• Problem to solve
In the records below, find each line with the word "offset" and copy it.

begin Given records

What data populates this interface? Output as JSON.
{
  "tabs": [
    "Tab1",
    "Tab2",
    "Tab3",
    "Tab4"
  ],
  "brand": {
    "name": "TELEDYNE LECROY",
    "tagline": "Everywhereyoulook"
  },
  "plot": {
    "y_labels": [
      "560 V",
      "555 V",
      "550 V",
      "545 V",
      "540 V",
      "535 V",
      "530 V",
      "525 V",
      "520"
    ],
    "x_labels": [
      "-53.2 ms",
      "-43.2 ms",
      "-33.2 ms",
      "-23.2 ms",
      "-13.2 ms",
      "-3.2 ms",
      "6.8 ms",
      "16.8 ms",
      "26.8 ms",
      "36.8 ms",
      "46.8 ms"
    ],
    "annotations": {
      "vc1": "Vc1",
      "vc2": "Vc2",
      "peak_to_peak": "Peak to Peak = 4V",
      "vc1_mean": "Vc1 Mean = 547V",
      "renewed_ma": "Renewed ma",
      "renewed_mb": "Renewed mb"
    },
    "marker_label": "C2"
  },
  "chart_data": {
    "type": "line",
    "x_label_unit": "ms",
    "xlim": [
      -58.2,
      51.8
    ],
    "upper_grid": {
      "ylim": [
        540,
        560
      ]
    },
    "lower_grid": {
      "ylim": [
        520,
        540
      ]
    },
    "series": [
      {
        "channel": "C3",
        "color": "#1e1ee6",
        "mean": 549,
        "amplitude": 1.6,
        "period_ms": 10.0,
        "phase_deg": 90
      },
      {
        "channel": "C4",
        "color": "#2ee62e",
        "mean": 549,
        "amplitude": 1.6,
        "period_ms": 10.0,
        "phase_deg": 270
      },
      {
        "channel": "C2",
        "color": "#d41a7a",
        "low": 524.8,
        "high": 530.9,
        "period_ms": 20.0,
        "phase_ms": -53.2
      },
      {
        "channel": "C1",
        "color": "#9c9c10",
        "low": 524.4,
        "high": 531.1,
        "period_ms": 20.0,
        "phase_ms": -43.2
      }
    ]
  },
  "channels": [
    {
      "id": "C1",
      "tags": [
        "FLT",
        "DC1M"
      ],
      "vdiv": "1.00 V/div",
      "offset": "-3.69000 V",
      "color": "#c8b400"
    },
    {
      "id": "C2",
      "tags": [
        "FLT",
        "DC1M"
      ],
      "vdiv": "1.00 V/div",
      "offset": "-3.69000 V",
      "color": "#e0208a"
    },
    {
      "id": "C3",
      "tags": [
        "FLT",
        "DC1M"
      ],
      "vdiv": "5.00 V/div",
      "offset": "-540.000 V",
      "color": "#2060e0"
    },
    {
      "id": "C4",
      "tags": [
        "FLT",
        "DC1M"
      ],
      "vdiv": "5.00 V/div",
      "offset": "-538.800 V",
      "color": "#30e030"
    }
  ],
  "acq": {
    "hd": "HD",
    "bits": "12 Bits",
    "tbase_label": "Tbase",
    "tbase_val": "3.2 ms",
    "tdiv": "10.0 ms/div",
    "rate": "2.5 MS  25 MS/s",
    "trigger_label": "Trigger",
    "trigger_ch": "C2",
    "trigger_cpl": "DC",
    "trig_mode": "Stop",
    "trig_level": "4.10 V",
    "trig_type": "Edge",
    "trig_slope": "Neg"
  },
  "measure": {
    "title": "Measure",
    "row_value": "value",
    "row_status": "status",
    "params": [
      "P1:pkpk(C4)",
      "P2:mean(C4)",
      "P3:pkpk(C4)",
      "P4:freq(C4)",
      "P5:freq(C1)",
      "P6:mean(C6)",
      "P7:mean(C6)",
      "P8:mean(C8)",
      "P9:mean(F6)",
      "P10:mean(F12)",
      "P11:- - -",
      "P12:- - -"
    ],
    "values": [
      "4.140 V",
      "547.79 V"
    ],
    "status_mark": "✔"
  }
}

end Given records

• Result of this task
      "offset": "-3.69000 V",
      "offset": "-3.69000 V",
      "offset": "-540.000 V",
      "offset": "-538.800 V",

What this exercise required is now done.